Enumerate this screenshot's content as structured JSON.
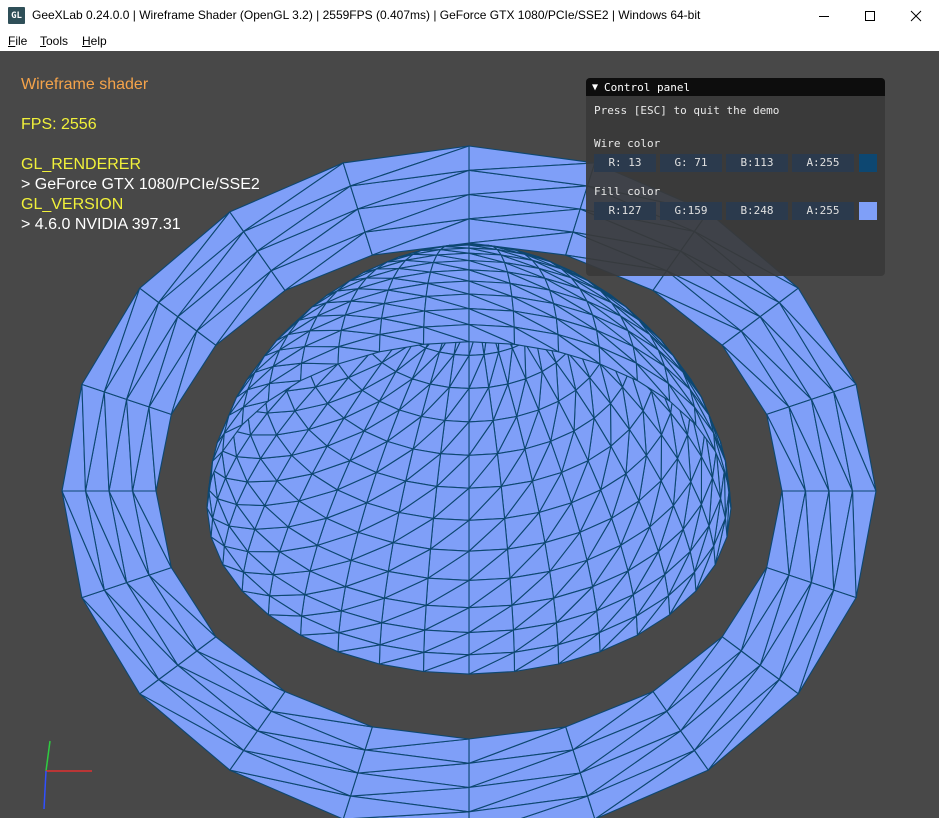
{
  "window": {
    "title": "GeeXLab 0.24.0.0 | Wireframe Shader (OpenGL 3.2) | 2559FPS (0.407ms) | GeForce GTX 1080/PCIe/SSE2 | Windows 64-bit",
    "icon_text": "GL",
    "controls": [
      "minimize-icon",
      "maximize-icon",
      "close-icon"
    ]
  },
  "menu": {
    "items": [
      {
        "key": "F",
        "rest": "ile"
      },
      {
        "key": "T",
        "rest": "ools"
      },
      {
        "key": "H",
        "rest": "elp"
      }
    ]
  },
  "hud": {
    "title": "Wireframe shader",
    "fps": "FPS: 2556",
    "renderer_label": "GL_RENDERER",
    "renderer_value": "> GeForce GTX 1080/PCIe/SSE2",
    "version_label": "GL_VERSION",
    "version_value": "> 4.6.0 NVIDIA 397.31"
  },
  "control_panel": {
    "title": "Control panel",
    "esc_text": "Press [ESC] to quit the demo",
    "wire_color": {
      "label": "Wire color",
      "fields": [
        "R: 13",
        "G: 71",
        "B:113",
        "A:255"
      ],
      "swatch": "#0d4771"
    },
    "fill_color": {
      "label": "Fill color",
      "fields": [
        "R:127",
        "G:159",
        "B:248",
        "A:255"
      ],
      "swatch": "#7f9ff8"
    }
  },
  "colors": {
    "viewport_bg": "#484848",
    "hud_title": "#f5a34a",
    "hud_text": "#f1f13a",
    "wire": "#0d4771",
    "fill": "#7f9ff8"
  }
}
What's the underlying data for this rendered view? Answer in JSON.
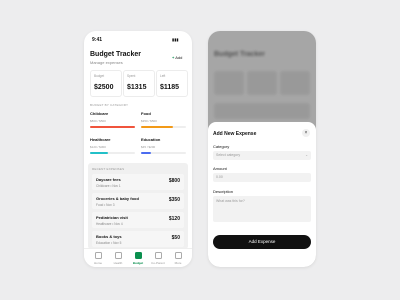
{
  "left": {
    "status_time": "9:41",
    "title": "Budget Tracker",
    "subtitle": "Manage expenses",
    "add_label": "Add",
    "summary": [
      {
        "label": "Budget",
        "value": "$2500"
      },
      {
        "label": "Spent",
        "value": "$1315"
      },
      {
        "label": "Left",
        "value": "$1185"
      }
    ],
    "category_heading": "BUDGET BY CATEGORY",
    "categories": [
      {
        "name": "Childcare",
        "value": "$800 / $500",
        "color": "#f0543c",
        "progress": 1.0
      },
      {
        "name": "Food",
        "value": "$350 / $500",
        "color": "#f29a18",
        "progress": 0.7
      },
      {
        "name": "Healthcare",
        "value": "$120 / $300",
        "color": "#22c0c8",
        "progress": 0.4
      },
      {
        "name": "Education",
        "value": "$45 / $200",
        "color": "#4b6cf0",
        "progress": 0.23
      }
    ],
    "recent_heading": "RECENT EXPENSES",
    "expenses": [
      {
        "name": "Daycare fees",
        "meta": "Childcare • Nov 1",
        "amount": "$800"
      },
      {
        "name": "Groceries & baby food",
        "meta": "Food • Nov 3",
        "amount": "$350"
      },
      {
        "name": "Pediatrician visit",
        "meta": "Healthcare • Nov 4",
        "amount": "$120"
      },
      {
        "name": "Books & toys",
        "meta": "Education • Nov 5",
        "amount": "$50"
      }
    ],
    "nav": [
      "Home",
      "Health",
      "Budget",
      "Co-Parent",
      "More"
    ],
    "accent": "#0a8f4e"
  },
  "right": {
    "bg_title": "Budget Tracker",
    "sheet_title": "Add New Expense",
    "category_label": "Category",
    "category_placeholder": "Select category",
    "amount_label": "Amount",
    "amount_placeholder": "0.00",
    "description_label": "Description",
    "description_placeholder": "What was this for?",
    "button_label": "Add Expense"
  }
}
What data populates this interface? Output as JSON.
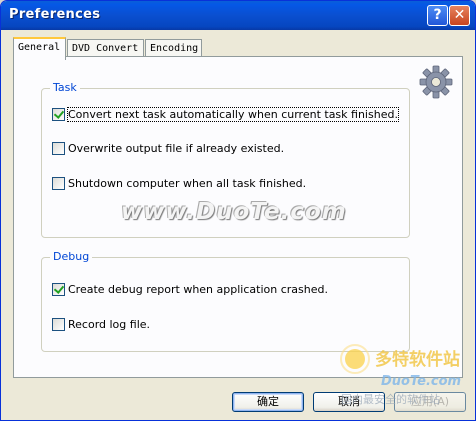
{
  "window": {
    "title": "Preferences",
    "help_glyph": "?",
    "close_glyph": "✕"
  },
  "tabs": [
    {
      "label": "General",
      "active": true
    },
    {
      "label": "DVD Convert",
      "active": false
    },
    {
      "label": "Encoding",
      "active": false
    }
  ],
  "groups": {
    "task": {
      "label": "Task",
      "options": [
        {
          "label": "Convert next task automatically when current task finished.",
          "checked": true
        },
        {
          "label": "Overwrite output file if already existed.",
          "checked": false
        },
        {
          "label": "Shutdown computer when all task finished.",
          "checked": false
        }
      ]
    },
    "debug": {
      "label": "Debug",
      "options": [
        {
          "label": "Create debug report when application crashed.",
          "checked": true
        },
        {
          "label": "Record log file.",
          "checked": false
        }
      ]
    }
  },
  "watermark": "www.DuoTe.com",
  "logo": {
    "line1": "多特软件站",
    "line2": "DuoTe.com",
    "line3": "国内最安全的软件站"
  },
  "buttons": {
    "ok": "确定",
    "cancel": "取消",
    "apply": "应用(A)"
  },
  "icons": {
    "settings": "gear-icon",
    "help": "help-icon",
    "close": "close-icon"
  },
  "colors": {
    "titlebar": "#0a4fd0",
    "group_label": "#0046d5",
    "check": "#21a121",
    "tab_highlight": "#ffc83c"
  }
}
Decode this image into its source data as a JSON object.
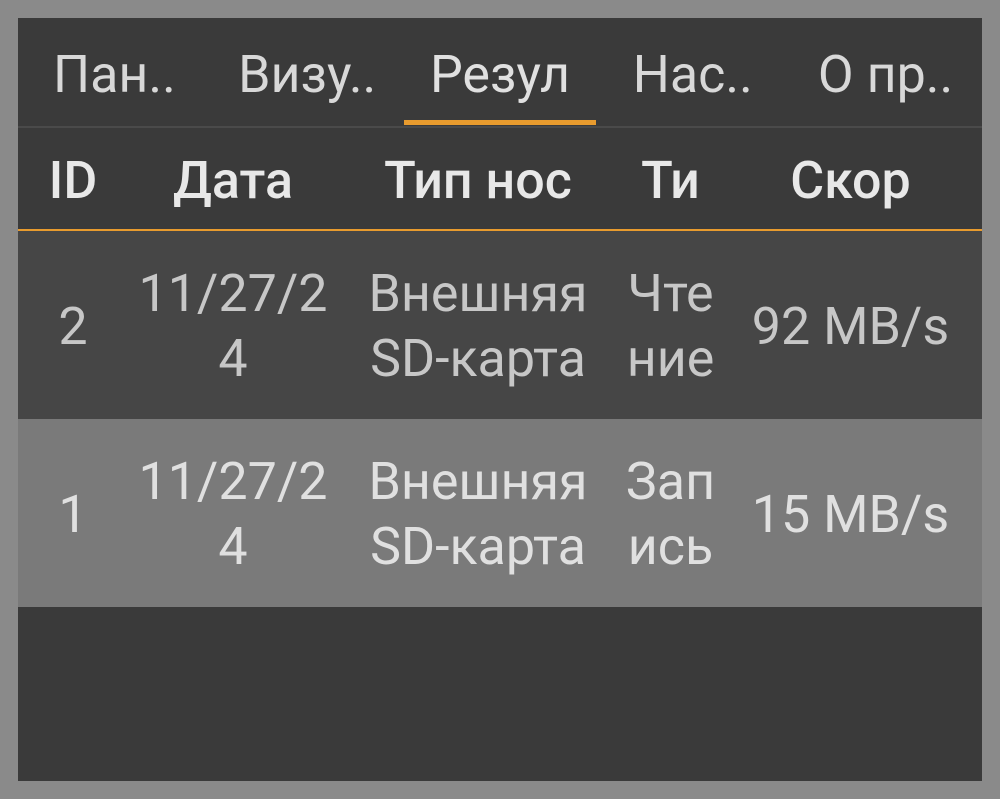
{
  "tabs": [
    {
      "label": "Пан..",
      "active": false
    },
    {
      "label": "Визу..",
      "active": false
    },
    {
      "label": "Резул",
      "active": true
    },
    {
      "label": "Нас..",
      "active": false
    },
    {
      "label": "О пр..",
      "active": false
    }
  ],
  "columns": {
    "id": "ID",
    "date": "Дата",
    "type": "Тип нос",
    "op": "Ти",
    "speed": "Скор"
  },
  "rows": [
    {
      "id": "2",
      "date": "11/27/24",
      "type": "Внешняя SD-карта",
      "op": "Чтение",
      "speed": "92 MB/s"
    },
    {
      "id": "1",
      "date": "11/27/24",
      "type": "Внешняя SD-карта",
      "op": "Запись",
      "speed": "15 MB/s"
    }
  ]
}
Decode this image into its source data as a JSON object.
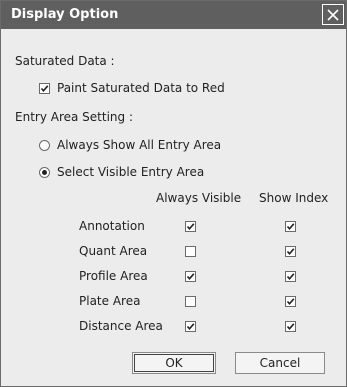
{
  "title": "Display Option",
  "saturated": {
    "section_label": "Saturated Data :",
    "paint_label": "Paint Saturated Data to Red",
    "paint_checked": true
  },
  "entry": {
    "section_label": "Entry Area Setting :",
    "radio_all_label": "Always Show All Entry Area",
    "radio_select_label": "Select Visible Entry Area",
    "selected": "select"
  },
  "table": {
    "col_visible": "Always Visible",
    "col_index": "Show Index",
    "rows": [
      {
        "label": "Annotation",
        "always_visible": true,
        "show_index": true
      },
      {
        "label": "Quant Area",
        "always_visible": false,
        "show_index": true
      },
      {
        "label": "Profile Area",
        "always_visible": true,
        "show_index": true
      },
      {
        "label": "Plate Area",
        "always_visible": false,
        "show_index": true
      },
      {
        "label": "Distance Area",
        "always_visible": true,
        "show_index": true
      }
    ]
  },
  "buttons": {
    "ok": "OK",
    "cancel": "Cancel"
  }
}
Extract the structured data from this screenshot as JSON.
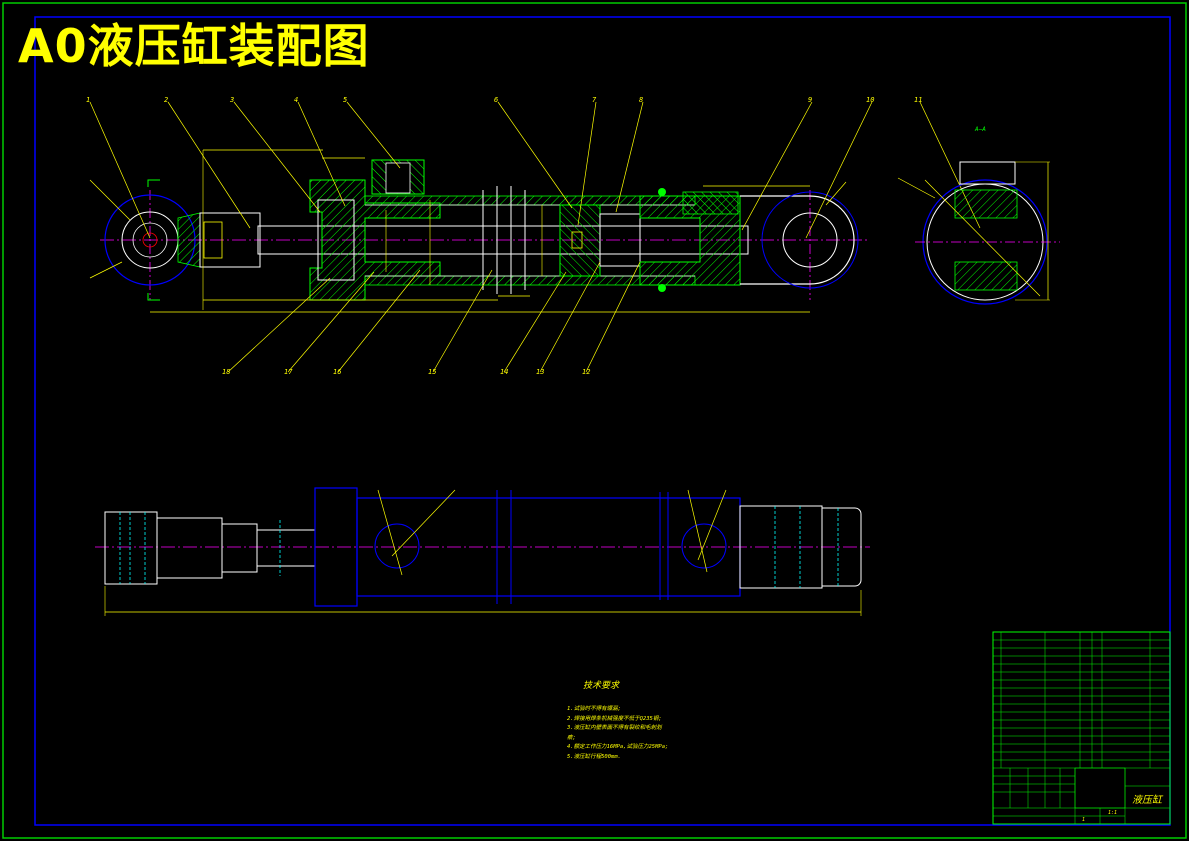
{
  "drawing": {
    "title": "A0液压缸装配图",
    "section_label": "A—A",
    "part_callouts": [
      "1",
      "2",
      "3",
      "4",
      "5",
      "6",
      "7",
      "8",
      "9",
      "10",
      "11",
      "12",
      "13",
      "14",
      "15",
      "16",
      "17",
      "18"
    ],
    "technical_requirements": {
      "heading": "技术要求",
      "lines": [
        "1.试验时不得有爆漏;",
        "2.焊接用焊条机械强度不低于Q235钢;",
        "3.液压缸内壁表面不得有裂纹和毛刺划",
        "痕;",
        "4.额定工作压力16MPa,试验压力25MPa;",
        "5.液压缸行程500mm."
      ]
    },
    "title_block": {
      "part_name": "液压缸",
      "scale": "1:1",
      "sheet": "1"
    },
    "colors": {
      "background": "#000000",
      "frame": "#0000ff",
      "outline": "#ffffff",
      "dimension": "#ffff00",
      "centerline": "#ff00ff",
      "hatch": "#00ff00",
      "hidden": "#00ffff",
      "title_block_lines": "#00ff00",
      "outer_border": "#00cc00"
    }
  }
}
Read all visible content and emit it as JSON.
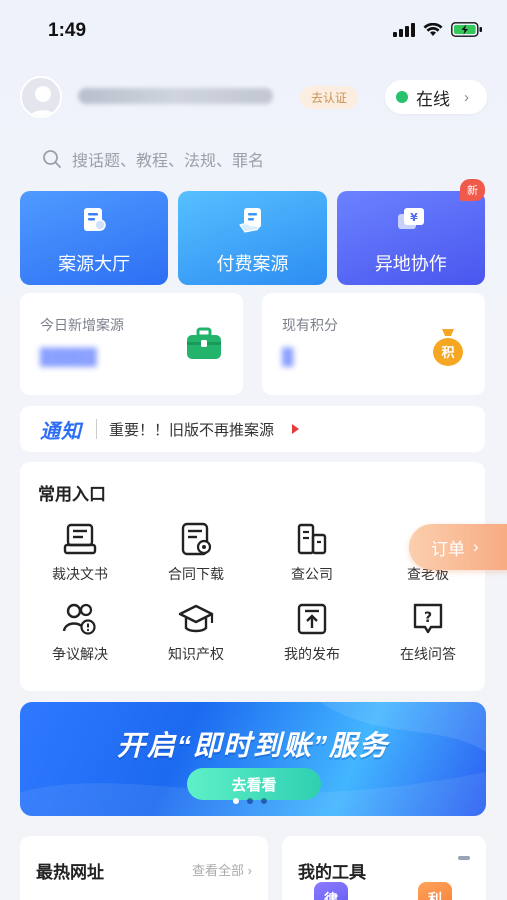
{
  "status_bar": {
    "time": "1:49"
  },
  "profile": {
    "verify_label": "去认证",
    "online_label": "在线"
  },
  "search": {
    "placeholder": "搜话题、教程、法规、罪名"
  },
  "tiles": [
    {
      "label": "案源大厅",
      "icon": "document-user-icon"
    },
    {
      "label": "付费案源",
      "icon": "document-hand-icon"
    },
    {
      "label": "异地协作",
      "icon": "yen-card-icon",
      "badge": "新"
    }
  ],
  "stats": [
    {
      "label": "今日新增案源",
      "icon": "briefcase-icon"
    },
    {
      "label": "现有积分",
      "icon": "points-bag-icon",
      "icon_text": "积"
    }
  ],
  "notice": {
    "logo": "通知",
    "text": "重要！！旧版不再推案源"
  },
  "entries": {
    "title": "常用入口",
    "items": [
      {
        "label": "裁决文书",
        "icon": "ruling-document-icon"
      },
      {
        "label": "合同下载",
        "icon": "contract-download-icon"
      },
      {
        "label": "查公司",
        "icon": "company-building-icon"
      },
      {
        "label": "查老板",
        "icon": "boss-search-icon"
      },
      {
        "label": "争议解决",
        "icon": "dispute-people-icon"
      },
      {
        "label": "知识产权",
        "icon": "graduation-cap-icon"
      },
      {
        "label": "我的发布",
        "icon": "upload-box-icon"
      },
      {
        "label": "在线问答",
        "icon": "question-bubble-icon"
      }
    ]
  },
  "order_float": {
    "label": "订单"
  },
  "banner": {
    "title": "开启“即时到账”服务",
    "button": "去看看"
  },
  "hot_sites": {
    "title": "最热网址",
    "more": "查看全部"
  },
  "my_tools": {
    "title": "我的工具",
    "chips": [
      "律",
      "利"
    ]
  }
}
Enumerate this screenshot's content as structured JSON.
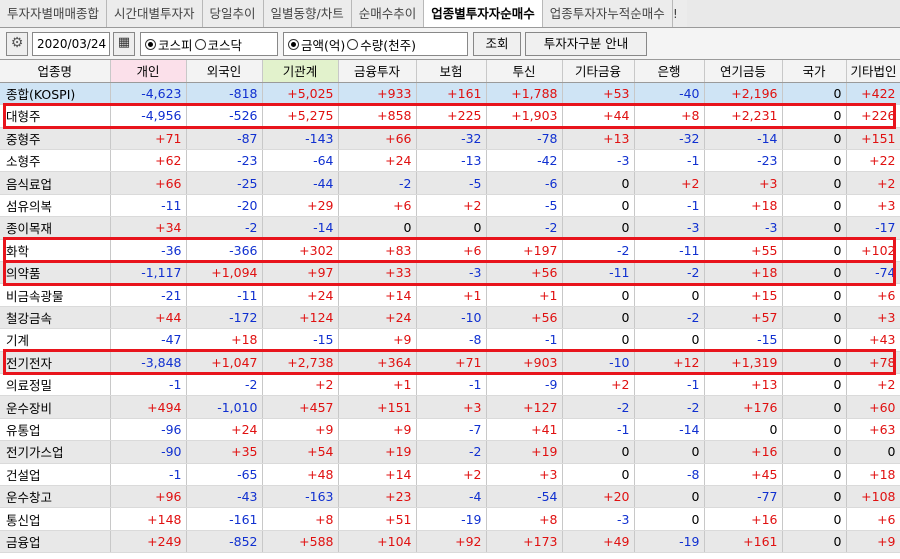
{
  "tabs": [
    "투자자별매매종합",
    "시간대별투자자",
    "당일추이",
    "일별동향/차트",
    "순매수추이",
    "업종별투자자순매수",
    "업종투자자누적순매수",
    "!"
  ],
  "active_tab": 5,
  "toolbar": {
    "date": "2020/03/24",
    "market_options": [
      "코스피",
      "코스닥"
    ],
    "market_selected": 0,
    "unit_options": [
      "금액(억)",
      "수량(천주)"
    ],
    "unit_selected": 0,
    "query_button": "조회",
    "guide_button": "투자자구분 안내"
  },
  "colors": {
    "positive": "#e01010",
    "negative": "#1030d0",
    "highlight": "#e8141c",
    "header_pink": "#fbe0ea",
    "header_green": "#e2f2cc"
  },
  "columns": [
    "업종명",
    "개인",
    "외국인",
    "기관계",
    "금융투자",
    "보험",
    "투신",
    "기타금융",
    "은행",
    "연기금등",
    "국가",
    "기타법인"
  ],
  "rows": [
    {
      "name": "종합(KOSPI)",
      "values": [
        "-4,623",
        "-818",
        "+5,025",
        "+933",
        "+161",
        "+1,788",
        "+53",
        "-40",
        "+2,196",
        "0",
        "+422"
      ]
    },
    {
      "name": "대형주",
      "values": [
        "-4,956",
        "-526",
        "+5,275",
        "+858",
        "+225",
        "+1,903",
        "+44",
        "+8",
        "+2,231",
        "0",
        "+226"
      ]
    },
    {
      "name": "중형주",
      "values": [
        "+71",
        "-87",
        "-143",
        "+66",
        "-32",
        "-78",
        "+13",
        "-32",
        "-14",
        "0",
        "+151"
      ]
    },
    {
      "name": "소형주",
      "values": [
        "+62",
        "-23",
        "-64",
        "+24",
        "-13",
        "-42",
        "-3",
        "-1",
        "-23",
        "0",
        "+22"
      ]
    },
    {
      "name": "음식료업",
      "values": [
        "+66",
        "-25",
        "-44",
        "-2",
        "-5",
        "-6",
        "0",
        "+2",
        "+3",
        "0",
        "+2"
      ]
    },
    {
      "name": "섬유의복",
      "values": [
        "-11",
        "-20",
        "+29",
        "+6",
        "+2",
        "-5",
        "0",
        "-1",
        "+18",
        "0",
        "+3"
      ]
    },
    {
      "name": "종이목재",
      "values": [
        "+34",
        "-2",
        "-14",
        "0",
        "0",
        "-2",
        "0",
        "-3",
        "-3",
        "0",
        "-17"
      ]
    },
    {
      "name": "화학",
      "values": [
        "-36",
        "-366",
        "+302",
        "+83",
        "+6",
        "+197",
        "-2",
        "-11",
        "+55",
        "0",
        "+102"
      ]
    },
    {
      "name": "의약품",
      "values": [
        "-1,117",
        "+1,094",
        "+97",
        "+33",
        "-3",
        "+56",
        "-11",
        "-2",
        "+18",
        "0",
        "-74"
      ]
    },
    {
      "name": "비금속광물",
      "values": [
        "-21",
        "-11",
        "+24",
        "+14",
        "+1",
        "+1",
        "0",
        "0",
        "+15",
        "0",
        "+6"
      ]
    },
    {
      "name": "철강금속",
      "values": [
        "+44",
        "-172",
        "+124",
        "+24",
        "-10",
        "+56",
        "0",
        "-2",
        "+57",
        "0",
        "+3"
      ]
    },
    {
      "name": "기계",
      "values": [
        "-47",
        "+18",
        "-15",
        "+9",
        "-8",
        "-1",
        "0",
        "0",
        "-15",
        "0",
        "+43"
      ]
    },
    {
      "name": "전기전자",
      "values": [
        "-3,848",
        "+1,047",
        "+2,738",
        "+364",
        "+71",
        "+903",
        "-10",
        "+12",
        "+1,319",
        "0",
        "+78"
      ]
    },
    {
      "name": "의료정밀",
      "values": [
        "-1",
        "-2",
        "+2",
        "+1",
        "-1",
        "-9",
        "+2",
        "-1",
        "+13",
        "0",
        "+2"
      ]
    },
    {
      "name": "운수장비",
      "values": [
        "+494",
        "-1,010",
        "+457",
        "+151",
        "+3",
        "+127",
        "-2",
        "-2",
        "+176",
        "0",
        "+60"
      ]
    },
    {
      "name": "유통업",
      "values": [
        "-96",
        "+24",
        "+9",
        "+9",
        "-7",
        "+41",
        "-1",
        "-14",
        "0",
        "0",
        "+63"
      ]
    },
    {
      "name": "전기가스업",
      "values": [
        "-90",
        "+35",
        "+54",
        "+19",
        "-2",
        "+19",
        "0",
        "0",
        "+16",
        "0",
        "0"
      ]
    },
    {
      "name": "건설업",
      "values": [
        "-1",
        "-65",
        "+48",
        "+14",
        "+2",
        "+3",
        "0",
        "-8",
        "+45",
        "0",
        "+18"
      ]
    },
    {
      "name": "운수창고",
      "values": [
        "+96",
        "-43",
        "-163",
        "+23",
        "-4",
        "-54",
        "+20",
        "0",
        "-77",
        "0",
        "+108"
      ]
    },
    {
      "name": "통신업",
      "values": [
        "+148",
        "-161",
        "+8",
        "+51",
        "-19",
        "+8",
        "-3",
        "0",
        "+16",
        "0",
        "+6"
      ]
    },
    {
      "name": "금융업",
      "values": [
        "+249",
        "-852",
        "+588",
        "+104",
        "+92",
        "+173",
        "+49",
        "-19",
        "+161",
        "0",
        "+9"
      ]
    }
  ],
  "highlighted_rows": [
    "대형주",
    "화학",
    "의약품",
    "전기전자"
  ]
}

----

**Your goal**
Set out every line from the material that contains the string "finished".

**Solution**
          "label": "Convert next task automatically when current task finished.",
          "label": "Shutdown computer when all task finished.",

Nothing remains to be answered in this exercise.